* BEGIN *

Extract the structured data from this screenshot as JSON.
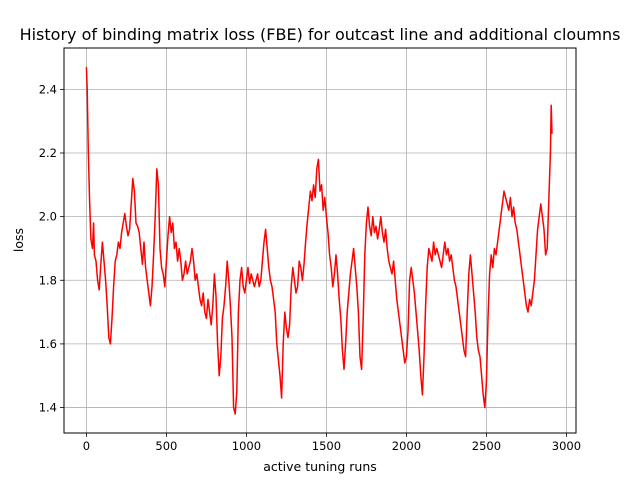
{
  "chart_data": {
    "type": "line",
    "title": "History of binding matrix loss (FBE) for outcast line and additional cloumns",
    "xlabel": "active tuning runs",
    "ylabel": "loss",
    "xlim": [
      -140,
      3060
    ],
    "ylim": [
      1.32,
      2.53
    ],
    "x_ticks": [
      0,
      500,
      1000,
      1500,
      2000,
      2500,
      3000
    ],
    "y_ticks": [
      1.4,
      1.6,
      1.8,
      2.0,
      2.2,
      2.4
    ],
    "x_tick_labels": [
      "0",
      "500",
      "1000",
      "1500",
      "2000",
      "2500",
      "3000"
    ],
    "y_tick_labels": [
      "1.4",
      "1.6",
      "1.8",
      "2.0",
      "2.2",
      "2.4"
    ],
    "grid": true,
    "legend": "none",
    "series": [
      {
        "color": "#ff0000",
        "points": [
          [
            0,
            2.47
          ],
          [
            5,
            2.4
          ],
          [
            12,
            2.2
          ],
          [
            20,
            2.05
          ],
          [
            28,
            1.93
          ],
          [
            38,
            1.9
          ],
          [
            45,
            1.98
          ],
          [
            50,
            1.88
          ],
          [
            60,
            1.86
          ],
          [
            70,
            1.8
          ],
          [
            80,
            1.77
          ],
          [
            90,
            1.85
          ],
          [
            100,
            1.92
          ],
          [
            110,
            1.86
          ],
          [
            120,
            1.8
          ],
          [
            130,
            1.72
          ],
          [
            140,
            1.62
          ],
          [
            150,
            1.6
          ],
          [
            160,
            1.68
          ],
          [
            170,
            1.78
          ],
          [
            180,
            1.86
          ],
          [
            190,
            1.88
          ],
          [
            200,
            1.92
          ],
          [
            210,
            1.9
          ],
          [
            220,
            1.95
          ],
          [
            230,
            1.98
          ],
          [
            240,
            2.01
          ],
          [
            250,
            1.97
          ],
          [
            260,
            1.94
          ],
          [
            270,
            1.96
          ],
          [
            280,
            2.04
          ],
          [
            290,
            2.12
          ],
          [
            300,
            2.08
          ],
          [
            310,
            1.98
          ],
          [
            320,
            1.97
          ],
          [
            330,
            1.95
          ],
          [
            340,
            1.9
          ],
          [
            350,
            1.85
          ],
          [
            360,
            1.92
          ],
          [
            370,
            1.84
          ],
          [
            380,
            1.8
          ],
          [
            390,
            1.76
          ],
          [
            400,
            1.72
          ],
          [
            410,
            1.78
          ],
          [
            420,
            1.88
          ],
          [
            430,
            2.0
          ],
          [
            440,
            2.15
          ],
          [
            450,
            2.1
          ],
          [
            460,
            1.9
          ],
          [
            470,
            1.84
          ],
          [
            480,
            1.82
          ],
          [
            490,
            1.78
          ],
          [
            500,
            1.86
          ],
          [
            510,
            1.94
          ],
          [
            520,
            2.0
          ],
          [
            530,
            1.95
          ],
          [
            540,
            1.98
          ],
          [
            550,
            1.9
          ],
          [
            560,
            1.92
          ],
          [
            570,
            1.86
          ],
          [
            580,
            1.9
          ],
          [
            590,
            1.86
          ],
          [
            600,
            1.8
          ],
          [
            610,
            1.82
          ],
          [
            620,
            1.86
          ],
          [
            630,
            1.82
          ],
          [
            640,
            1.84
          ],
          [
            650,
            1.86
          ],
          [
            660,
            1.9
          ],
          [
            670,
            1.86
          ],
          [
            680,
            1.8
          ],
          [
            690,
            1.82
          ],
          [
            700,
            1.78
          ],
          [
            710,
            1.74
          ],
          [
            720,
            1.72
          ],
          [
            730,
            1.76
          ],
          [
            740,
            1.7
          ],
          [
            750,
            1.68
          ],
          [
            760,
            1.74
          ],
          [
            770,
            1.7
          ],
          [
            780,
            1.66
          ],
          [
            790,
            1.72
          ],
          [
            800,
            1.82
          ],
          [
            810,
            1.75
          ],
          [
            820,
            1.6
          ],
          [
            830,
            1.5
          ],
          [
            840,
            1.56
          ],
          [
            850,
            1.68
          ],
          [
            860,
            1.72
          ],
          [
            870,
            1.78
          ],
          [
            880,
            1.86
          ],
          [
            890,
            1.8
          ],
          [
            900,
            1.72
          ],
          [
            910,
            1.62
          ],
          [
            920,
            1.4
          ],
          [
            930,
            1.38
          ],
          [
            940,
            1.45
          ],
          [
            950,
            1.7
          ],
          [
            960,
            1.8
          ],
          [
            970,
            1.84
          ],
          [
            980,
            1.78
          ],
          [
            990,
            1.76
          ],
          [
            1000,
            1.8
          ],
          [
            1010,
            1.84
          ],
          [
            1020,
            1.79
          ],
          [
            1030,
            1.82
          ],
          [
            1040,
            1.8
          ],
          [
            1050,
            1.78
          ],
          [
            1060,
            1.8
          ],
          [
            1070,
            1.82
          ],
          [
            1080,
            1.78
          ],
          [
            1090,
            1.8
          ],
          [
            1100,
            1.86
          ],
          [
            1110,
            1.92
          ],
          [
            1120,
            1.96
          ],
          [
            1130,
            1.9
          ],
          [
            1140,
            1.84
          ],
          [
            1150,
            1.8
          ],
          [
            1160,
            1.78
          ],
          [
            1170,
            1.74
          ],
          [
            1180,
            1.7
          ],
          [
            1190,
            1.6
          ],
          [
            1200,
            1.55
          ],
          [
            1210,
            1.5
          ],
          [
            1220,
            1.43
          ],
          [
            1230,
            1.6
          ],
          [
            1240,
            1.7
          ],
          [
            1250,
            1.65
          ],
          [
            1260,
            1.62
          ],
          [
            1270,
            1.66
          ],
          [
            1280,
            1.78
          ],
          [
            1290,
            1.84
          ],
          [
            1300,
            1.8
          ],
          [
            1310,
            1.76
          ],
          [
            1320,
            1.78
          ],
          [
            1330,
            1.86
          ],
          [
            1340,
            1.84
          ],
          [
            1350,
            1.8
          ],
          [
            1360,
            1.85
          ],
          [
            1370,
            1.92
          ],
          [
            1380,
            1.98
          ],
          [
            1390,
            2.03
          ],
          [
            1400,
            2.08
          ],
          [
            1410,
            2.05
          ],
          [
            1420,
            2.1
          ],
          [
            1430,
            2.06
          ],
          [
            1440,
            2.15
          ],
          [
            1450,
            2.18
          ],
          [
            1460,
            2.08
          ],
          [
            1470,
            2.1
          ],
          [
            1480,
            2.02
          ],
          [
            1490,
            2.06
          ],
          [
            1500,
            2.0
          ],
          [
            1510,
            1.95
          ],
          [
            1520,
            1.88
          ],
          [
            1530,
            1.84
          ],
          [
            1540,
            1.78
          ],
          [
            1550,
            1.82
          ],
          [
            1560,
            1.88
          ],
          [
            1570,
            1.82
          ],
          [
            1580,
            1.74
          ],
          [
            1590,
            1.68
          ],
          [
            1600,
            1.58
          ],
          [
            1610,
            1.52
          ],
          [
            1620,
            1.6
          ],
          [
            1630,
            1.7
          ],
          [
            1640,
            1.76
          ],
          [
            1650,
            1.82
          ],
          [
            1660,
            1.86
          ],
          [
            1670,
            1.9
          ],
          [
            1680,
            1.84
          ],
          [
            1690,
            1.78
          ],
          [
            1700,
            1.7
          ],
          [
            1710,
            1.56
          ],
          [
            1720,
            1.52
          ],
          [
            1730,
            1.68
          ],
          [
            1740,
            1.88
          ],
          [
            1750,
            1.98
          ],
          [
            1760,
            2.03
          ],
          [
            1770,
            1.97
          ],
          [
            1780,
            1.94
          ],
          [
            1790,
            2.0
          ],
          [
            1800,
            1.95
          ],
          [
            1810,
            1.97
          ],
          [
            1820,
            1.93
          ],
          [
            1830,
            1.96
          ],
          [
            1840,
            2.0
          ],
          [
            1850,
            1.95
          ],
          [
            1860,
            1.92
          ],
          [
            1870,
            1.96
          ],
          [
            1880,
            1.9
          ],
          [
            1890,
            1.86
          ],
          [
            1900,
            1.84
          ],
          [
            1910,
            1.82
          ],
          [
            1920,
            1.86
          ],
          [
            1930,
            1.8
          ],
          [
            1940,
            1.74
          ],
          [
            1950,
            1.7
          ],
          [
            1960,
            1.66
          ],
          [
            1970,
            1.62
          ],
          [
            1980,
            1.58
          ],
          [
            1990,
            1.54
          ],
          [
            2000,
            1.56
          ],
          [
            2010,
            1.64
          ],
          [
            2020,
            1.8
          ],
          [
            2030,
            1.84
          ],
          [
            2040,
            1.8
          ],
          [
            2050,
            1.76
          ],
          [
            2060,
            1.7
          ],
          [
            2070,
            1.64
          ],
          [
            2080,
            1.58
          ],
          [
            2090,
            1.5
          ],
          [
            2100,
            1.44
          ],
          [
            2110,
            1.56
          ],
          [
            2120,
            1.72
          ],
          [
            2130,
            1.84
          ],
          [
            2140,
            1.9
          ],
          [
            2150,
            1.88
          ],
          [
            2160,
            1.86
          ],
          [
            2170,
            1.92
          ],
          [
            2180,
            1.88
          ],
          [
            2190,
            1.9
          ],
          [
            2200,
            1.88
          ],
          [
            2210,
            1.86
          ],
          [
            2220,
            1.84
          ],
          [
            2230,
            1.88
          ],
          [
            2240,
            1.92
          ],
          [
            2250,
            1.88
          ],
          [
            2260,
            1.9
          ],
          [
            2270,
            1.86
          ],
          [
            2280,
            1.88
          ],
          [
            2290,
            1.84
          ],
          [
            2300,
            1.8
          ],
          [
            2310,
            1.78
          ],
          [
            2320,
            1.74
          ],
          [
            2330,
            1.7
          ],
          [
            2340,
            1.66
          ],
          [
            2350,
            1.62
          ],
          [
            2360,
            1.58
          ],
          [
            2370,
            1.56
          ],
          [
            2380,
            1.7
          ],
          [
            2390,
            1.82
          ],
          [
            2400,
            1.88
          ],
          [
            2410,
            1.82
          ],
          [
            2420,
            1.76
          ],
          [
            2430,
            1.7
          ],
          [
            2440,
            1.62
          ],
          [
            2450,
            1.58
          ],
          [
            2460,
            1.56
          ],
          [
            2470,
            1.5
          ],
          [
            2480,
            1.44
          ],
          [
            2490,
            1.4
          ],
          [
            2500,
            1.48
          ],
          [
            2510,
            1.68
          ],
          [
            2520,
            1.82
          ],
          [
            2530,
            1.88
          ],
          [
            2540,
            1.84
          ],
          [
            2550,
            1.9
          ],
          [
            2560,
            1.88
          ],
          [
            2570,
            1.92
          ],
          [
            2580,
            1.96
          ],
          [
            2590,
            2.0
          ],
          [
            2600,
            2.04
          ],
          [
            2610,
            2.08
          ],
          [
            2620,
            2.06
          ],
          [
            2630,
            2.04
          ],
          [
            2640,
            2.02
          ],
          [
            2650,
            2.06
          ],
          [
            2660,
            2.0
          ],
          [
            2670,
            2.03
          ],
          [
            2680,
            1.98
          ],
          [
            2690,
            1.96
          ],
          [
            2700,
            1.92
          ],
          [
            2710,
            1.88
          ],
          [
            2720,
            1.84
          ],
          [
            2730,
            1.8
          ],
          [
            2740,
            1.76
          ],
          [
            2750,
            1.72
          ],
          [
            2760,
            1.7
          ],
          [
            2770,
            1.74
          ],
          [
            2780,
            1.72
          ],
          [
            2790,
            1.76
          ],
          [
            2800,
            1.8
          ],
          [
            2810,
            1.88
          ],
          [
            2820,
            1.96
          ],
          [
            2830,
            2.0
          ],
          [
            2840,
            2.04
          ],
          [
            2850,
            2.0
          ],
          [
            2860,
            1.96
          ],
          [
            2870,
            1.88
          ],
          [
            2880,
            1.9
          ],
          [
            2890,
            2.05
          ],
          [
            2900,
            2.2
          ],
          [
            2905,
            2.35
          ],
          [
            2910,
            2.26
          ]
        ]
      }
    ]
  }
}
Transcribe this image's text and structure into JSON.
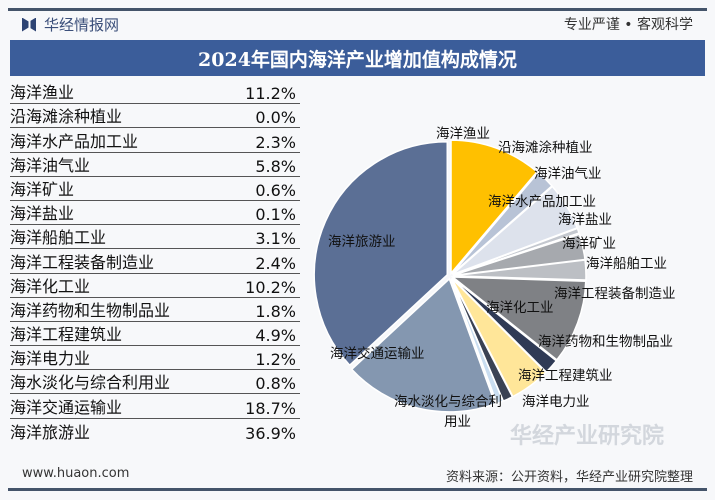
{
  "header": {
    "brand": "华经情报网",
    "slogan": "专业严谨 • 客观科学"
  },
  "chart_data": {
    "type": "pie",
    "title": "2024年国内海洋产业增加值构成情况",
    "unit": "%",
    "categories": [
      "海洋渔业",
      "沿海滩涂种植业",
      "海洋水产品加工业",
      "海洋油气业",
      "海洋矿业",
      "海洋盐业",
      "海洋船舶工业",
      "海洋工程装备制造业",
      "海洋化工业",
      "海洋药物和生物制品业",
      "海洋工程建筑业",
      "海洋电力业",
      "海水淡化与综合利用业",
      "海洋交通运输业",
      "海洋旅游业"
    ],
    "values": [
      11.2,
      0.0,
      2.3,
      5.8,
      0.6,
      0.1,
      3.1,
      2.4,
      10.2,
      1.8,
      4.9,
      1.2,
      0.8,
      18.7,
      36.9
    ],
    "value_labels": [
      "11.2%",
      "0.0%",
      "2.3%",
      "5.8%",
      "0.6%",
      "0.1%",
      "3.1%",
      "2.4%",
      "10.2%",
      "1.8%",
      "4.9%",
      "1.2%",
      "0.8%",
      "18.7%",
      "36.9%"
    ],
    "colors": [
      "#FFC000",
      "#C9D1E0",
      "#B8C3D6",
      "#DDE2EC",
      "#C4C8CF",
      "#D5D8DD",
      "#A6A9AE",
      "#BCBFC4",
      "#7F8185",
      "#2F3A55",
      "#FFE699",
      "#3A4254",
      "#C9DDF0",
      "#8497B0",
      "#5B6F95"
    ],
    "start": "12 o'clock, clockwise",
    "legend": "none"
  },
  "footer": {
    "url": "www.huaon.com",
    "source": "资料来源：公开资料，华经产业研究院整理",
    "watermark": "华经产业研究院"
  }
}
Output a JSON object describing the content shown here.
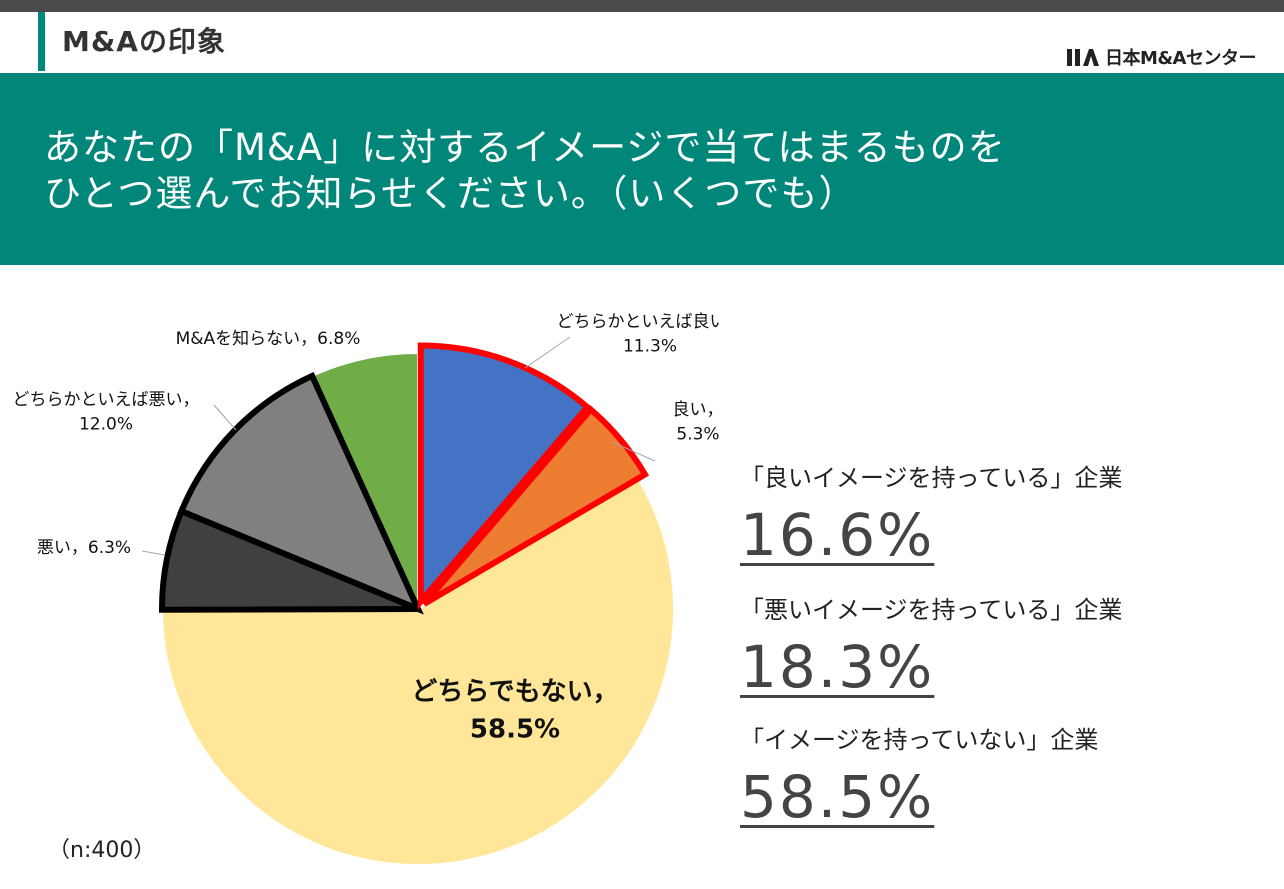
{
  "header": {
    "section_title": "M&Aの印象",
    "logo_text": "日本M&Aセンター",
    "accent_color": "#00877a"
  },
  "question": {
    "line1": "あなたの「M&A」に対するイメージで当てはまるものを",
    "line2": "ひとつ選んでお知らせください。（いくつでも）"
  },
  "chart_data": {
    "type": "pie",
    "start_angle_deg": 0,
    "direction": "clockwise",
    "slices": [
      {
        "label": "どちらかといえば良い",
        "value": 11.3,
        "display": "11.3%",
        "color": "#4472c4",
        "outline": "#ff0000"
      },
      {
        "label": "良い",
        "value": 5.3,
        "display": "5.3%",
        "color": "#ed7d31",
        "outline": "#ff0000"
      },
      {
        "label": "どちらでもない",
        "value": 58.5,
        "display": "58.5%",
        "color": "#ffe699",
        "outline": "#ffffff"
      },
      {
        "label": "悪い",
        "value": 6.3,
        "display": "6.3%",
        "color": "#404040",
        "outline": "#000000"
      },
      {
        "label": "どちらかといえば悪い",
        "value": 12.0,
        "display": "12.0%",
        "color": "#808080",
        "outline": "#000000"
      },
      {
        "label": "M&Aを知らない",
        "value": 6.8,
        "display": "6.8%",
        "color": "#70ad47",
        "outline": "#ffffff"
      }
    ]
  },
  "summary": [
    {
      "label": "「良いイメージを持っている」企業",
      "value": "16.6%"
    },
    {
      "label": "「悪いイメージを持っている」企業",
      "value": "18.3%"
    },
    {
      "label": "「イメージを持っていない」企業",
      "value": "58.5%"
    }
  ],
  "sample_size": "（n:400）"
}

* END *

WRITTEN PROBLEM -
Pull every line containing the word "JSON" out of the entries above.

FINAL RESULT -
Extract the structured data from this screenshot as JSON.
Transcribe this image's text and structure into JSON.
Output a JSON object describing the content shown here.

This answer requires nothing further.